[Stored data entries]
* * * *
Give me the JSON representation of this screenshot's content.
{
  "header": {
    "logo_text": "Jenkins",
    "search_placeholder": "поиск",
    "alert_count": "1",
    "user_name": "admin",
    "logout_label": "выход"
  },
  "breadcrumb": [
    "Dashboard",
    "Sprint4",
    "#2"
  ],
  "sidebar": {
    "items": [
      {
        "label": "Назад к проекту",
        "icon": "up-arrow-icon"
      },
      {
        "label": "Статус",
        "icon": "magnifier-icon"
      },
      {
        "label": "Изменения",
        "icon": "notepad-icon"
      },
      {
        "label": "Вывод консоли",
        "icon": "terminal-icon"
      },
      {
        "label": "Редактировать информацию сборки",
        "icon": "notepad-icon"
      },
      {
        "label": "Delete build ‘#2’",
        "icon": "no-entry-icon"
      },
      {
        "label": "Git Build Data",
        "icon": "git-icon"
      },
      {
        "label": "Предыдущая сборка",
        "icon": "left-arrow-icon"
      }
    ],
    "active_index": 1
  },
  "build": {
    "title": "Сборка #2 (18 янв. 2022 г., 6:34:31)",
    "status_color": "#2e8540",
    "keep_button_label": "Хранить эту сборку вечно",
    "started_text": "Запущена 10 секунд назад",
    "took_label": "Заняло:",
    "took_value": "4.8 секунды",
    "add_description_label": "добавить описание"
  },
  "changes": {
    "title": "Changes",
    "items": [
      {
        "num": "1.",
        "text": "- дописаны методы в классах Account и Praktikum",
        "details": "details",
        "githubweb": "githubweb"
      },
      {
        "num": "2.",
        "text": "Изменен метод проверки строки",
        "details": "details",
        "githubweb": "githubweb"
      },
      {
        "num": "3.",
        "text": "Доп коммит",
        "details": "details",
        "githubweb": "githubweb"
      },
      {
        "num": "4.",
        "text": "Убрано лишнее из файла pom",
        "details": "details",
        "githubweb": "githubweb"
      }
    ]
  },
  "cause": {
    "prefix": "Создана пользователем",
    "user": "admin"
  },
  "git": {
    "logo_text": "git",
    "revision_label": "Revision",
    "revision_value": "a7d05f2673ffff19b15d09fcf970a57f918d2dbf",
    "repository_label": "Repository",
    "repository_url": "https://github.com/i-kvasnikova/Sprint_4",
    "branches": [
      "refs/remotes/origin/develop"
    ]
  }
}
* * * *
**WORK REQUIRED:** Extract the complete set of records unchanged.

**WRITTEN SOLUTION:**
Give me the JSON representation of this screenshot's content.
{
  "header": {
    "logo_text": "Jenkins",
    "search_placeholder": "поиск",
    "alert_count": "1",
    "user_name": "admin",
    "logout_label": "выход"
  },
  "breadcrumb": [
    "Dashboard",
    "Sprint4",
    "#2"
  ],
  "sidebar": {
    "items": [
      {
        "label": "Назад к проекту",
        "icon": "up-arrow-icon"
      },
      {
        "label": "Статус",
        "icon": "magnifier-icon"
      },
      {
        "label": "Изменения",
        "icon": "notepad-icon"
      },
      {
        "label": "Вывод консоли",
        "icon": "terminal-icon"
      },
      {
        "label": "Редактировать информацию сборки",
        "icon": "notepad-icon"
      },
      {
        "label": "Delete build ‘#2’",
        "icon": "no-entry-icon"
      },
      {
        "label": "Git Build Data",
        "icon": "git-icon"
      },
      {
        "label": "Предыдущая сборка",
        "icon": "left-arrow-icon"
      }
    ],
    "active_index": 1
  },
  "build": {
    "title": "Сборка #2 (18 янв. 2022 г., 6:34:31)",
    "status_color": "#2e8540",
    "keep_button_label": "Хранить эту сборку вечно",
    "started_text": "Запущена 10 секунд назад",
    "took_label": "Заняло:",
    "took_value": "4.8 секунды",
    "add_description_label": "добавить описание"
  },
  "changes": {
    "title": "Changes",
    "items": [
      {
        "num": "1.",
        "text": "- дописаны методы в классах Account и Praktikum",
        "details": "details",
        "githubweb": "githubweb"
      },
      {
        "num": "2.",
        "text": "Изменен метод проверки строки",
        "details": "details",
        "githubweb": "githubweb"
      },
      {
        "num": "3.",
        "text": "Доп коммит",
        "details": "details",
        "githubweb": "githubweb"
      },
      {
        "num": "4.",
        "text": "Убрано лишнее из файла pom",
        "details": "details",
        "githubweb": "githubweb"
      }
    ]
  },
  "cause": {
    "prefix": "Создана пользователем",
    "user": "admin"
  },
  "git": {
    "logo_text": "git",
    "revision_label": "Revision",
    "revision_value": "a7d05f2673ffff19b15d09fcf970a57f918d2dbf",
    "repository_label": "Repository",
    "repository_url": "https://github.com/i-kvasnikova/Sprint_4",
    "branches": [
      "refs/remotes/origin/develop"
    ]
  }
}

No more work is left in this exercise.